キャッチャーバケット駆動装置73およびスライド装置82が動作している間、コンベア駆動装置80では、押出部材804が最も手前側に位置し、駆動出力ギア803およびフック部808aが装置本体801に没入した状態に保持されており、これら駆動出力ギア803およびフック部808aがキャッチャーバケット駆動装置73およびスライド装置82の動作に支障を来す虞れはない。
一方、コンベア駆動装置80がコンベアラック52の駆動位置に配置されると、搬出制御部2000は、押出部材804を最も後方側に位置させることにより駆動出力ギア803を当該コンベアラック52の入力ギア55に歯合させ、さらにこの状態からコンベア駆動モータ807を駆動させる(ステップS8)。これにより、連動ギア802を通じて駆動出力ギア803が回転駆動することになり、これに歯合する入力ギア55を通じてコンベアラック52の搬送ベルト54が商品を前方側へ払い出すように移動されることになる。
---*---
**設問:**
[a] コンベア駆動装置の説明のうち、「キャッチャーバケット駆動装置73およびスライド装置82が」で始まり「ように移動されることになる。」で終わる部分を一字も変えずに書き写しなさい。
[b] コンベア駆動装置の説明を、最後の文の後から続けて書き進めなさい。

**構造化ページ解析データ:**
---*---
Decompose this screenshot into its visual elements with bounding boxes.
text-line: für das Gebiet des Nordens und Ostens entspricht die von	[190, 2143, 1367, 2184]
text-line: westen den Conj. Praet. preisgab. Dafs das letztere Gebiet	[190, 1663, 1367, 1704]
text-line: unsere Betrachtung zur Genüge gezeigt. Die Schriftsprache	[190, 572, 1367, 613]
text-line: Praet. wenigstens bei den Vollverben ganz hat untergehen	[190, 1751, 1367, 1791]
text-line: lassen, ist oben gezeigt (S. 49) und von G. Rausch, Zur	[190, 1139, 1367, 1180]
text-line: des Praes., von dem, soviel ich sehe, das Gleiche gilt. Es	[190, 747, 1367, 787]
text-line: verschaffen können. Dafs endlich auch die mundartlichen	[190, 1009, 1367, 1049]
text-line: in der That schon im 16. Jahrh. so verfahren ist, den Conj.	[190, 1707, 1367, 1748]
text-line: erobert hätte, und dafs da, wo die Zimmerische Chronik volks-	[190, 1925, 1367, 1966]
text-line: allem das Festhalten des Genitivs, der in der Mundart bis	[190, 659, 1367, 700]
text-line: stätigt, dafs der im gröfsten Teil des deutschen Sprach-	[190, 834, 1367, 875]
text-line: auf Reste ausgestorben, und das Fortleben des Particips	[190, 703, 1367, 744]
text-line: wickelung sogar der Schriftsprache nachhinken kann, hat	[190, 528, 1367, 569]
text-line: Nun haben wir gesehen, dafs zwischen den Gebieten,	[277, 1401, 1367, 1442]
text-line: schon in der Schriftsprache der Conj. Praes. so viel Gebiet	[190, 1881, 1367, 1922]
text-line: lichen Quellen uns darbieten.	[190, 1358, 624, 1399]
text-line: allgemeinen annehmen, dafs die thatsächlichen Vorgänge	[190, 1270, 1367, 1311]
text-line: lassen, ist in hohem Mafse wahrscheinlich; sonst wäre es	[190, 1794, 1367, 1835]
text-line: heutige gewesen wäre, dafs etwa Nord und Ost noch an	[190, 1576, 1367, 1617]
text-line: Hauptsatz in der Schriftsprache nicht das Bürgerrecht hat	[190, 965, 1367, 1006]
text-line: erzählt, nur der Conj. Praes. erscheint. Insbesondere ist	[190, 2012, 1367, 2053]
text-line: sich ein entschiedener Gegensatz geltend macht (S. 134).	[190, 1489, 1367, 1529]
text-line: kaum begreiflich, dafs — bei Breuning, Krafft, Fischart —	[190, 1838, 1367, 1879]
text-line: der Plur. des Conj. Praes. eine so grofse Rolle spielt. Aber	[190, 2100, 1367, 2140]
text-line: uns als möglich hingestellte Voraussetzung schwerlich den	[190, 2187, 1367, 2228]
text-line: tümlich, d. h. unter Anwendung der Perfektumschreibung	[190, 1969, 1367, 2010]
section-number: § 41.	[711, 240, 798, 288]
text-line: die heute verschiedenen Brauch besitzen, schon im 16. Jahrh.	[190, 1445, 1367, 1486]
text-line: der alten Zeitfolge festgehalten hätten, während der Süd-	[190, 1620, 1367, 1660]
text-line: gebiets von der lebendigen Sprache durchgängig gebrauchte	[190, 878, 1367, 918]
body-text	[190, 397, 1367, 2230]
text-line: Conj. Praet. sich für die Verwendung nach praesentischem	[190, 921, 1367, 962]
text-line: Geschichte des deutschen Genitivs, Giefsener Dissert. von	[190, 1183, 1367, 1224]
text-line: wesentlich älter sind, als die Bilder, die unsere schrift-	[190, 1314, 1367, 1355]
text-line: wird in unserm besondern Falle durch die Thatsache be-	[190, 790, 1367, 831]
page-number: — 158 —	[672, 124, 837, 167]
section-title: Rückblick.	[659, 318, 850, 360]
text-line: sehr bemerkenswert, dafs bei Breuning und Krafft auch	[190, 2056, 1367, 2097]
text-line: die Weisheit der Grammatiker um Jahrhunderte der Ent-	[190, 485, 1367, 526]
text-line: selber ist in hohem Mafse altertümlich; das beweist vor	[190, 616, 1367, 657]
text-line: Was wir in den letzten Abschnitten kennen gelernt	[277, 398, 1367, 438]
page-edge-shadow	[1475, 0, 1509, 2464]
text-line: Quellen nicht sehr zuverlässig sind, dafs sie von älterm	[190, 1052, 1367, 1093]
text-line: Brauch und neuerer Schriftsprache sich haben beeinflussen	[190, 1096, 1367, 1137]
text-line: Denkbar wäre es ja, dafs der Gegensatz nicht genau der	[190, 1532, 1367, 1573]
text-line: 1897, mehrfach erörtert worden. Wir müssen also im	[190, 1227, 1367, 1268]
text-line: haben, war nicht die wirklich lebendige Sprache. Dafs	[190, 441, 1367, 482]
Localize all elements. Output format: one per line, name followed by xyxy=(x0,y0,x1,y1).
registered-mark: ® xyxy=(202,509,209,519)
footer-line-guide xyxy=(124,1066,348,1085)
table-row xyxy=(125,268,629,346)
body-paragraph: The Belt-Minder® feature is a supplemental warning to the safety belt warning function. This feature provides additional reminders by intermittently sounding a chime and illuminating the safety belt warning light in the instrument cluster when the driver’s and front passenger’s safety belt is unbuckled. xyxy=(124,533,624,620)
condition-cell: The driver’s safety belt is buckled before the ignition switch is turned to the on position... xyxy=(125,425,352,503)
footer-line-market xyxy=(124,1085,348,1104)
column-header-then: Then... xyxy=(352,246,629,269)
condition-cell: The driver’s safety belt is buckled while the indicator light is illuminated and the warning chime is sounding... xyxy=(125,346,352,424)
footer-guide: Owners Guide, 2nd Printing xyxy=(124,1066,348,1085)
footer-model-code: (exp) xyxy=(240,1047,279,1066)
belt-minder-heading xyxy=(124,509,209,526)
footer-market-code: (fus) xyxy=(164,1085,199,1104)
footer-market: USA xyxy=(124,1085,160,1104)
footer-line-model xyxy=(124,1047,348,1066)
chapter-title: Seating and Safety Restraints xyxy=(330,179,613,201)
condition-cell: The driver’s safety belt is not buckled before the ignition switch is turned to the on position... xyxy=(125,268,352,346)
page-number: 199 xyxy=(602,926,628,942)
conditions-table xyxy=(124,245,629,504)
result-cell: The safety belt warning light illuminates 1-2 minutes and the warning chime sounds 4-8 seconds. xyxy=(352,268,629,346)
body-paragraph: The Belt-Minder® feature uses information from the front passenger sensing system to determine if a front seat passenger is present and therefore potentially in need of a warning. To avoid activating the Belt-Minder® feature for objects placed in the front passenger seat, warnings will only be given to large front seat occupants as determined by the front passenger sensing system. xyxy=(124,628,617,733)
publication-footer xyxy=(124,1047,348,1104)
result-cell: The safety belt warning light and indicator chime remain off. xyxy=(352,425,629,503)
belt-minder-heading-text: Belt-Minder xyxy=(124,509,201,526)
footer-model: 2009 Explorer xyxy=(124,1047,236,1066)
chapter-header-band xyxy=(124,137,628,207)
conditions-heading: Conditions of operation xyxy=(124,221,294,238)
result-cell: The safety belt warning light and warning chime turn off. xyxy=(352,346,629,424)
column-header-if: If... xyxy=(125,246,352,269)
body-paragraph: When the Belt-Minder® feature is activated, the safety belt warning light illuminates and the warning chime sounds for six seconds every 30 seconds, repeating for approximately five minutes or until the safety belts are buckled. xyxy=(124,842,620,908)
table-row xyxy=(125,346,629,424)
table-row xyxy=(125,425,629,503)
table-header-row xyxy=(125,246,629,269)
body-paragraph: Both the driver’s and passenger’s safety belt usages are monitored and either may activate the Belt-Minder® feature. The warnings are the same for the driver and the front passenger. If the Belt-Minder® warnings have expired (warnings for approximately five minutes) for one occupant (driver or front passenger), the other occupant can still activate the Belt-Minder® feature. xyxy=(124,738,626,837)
---*---
**解答:**
[a]
キャッチャーバケット駆動装置73およびスライド装置82が動作している間、コンベア駆動装置80では、押出部材804が最も手前側に位置し、駆動出力ギア803およびフック部808aが装置本体801に没入した状態に保持されており、これら駆動出力ギア803およびフック部808aがキャッチャーバケット駆動装置73およびスライド装置82の動作に支障を来す虞れはない。
一方、コンベア駆動装置80がコンベアラック52の駆動位置に配置されると、搬出制御部2000は、押出部材804を最も後方側に位置させることにより駆動出力ギア803を当該コンベアラック52の入力ギア55に歯合させ、さらにこの状態からコンベア駆動モータ807を駆動させる(ステップS8)。これにより、連動ギア802を通じて駆動出力ギア803が回転駆動することになり、これに歯合する入力ギア55を通じてコンベアラック52の搬送ベルト54が商品を前方側へ払い出すように移動されることになる。

[b]
ここで、コンベアラック52の商品を前方側へ払い出す場合には、駆動出力ギア803を、図10−2中の矢印で示す順方向に回転駆動する必要がある。このため、例えば比較的重量物となる商品の払い出しを行う場合、あるいは搬送ベルト54に異常が発生する等して大きな負荷が加わった場合には、商品陳列棚50に対してコンベア駆動装置80が上方へ移動するようになる。しかしながら、上述した自動販売機によれば、同図に示すように、コンベア駆動装置80の駆動出力ギア803がコンベアラック52の入力ギア55に歯合している場合、当該駆動出力ギア803の側方となる位置に設けたフック部808aがコンベアラック52のフロントプレート56に対向配置されることになる。従って、商品陳列棚50に対してコンベア駆動装置80が上方へ移動しようとした場合には、これらフック部808aおよびフロントプレート56が相互に当接係合してこれを阻止することになり、駆動出力ギア803と入力ギア55との歯合状態が正常に維持されることになる。この結果、駆動出力ギア803の回転が入力ギア55に効率良く伝達され、コンベアラック52の搬送ベルト54に載置された商品が確実にキャッチャーバケット70に払い出されることになる。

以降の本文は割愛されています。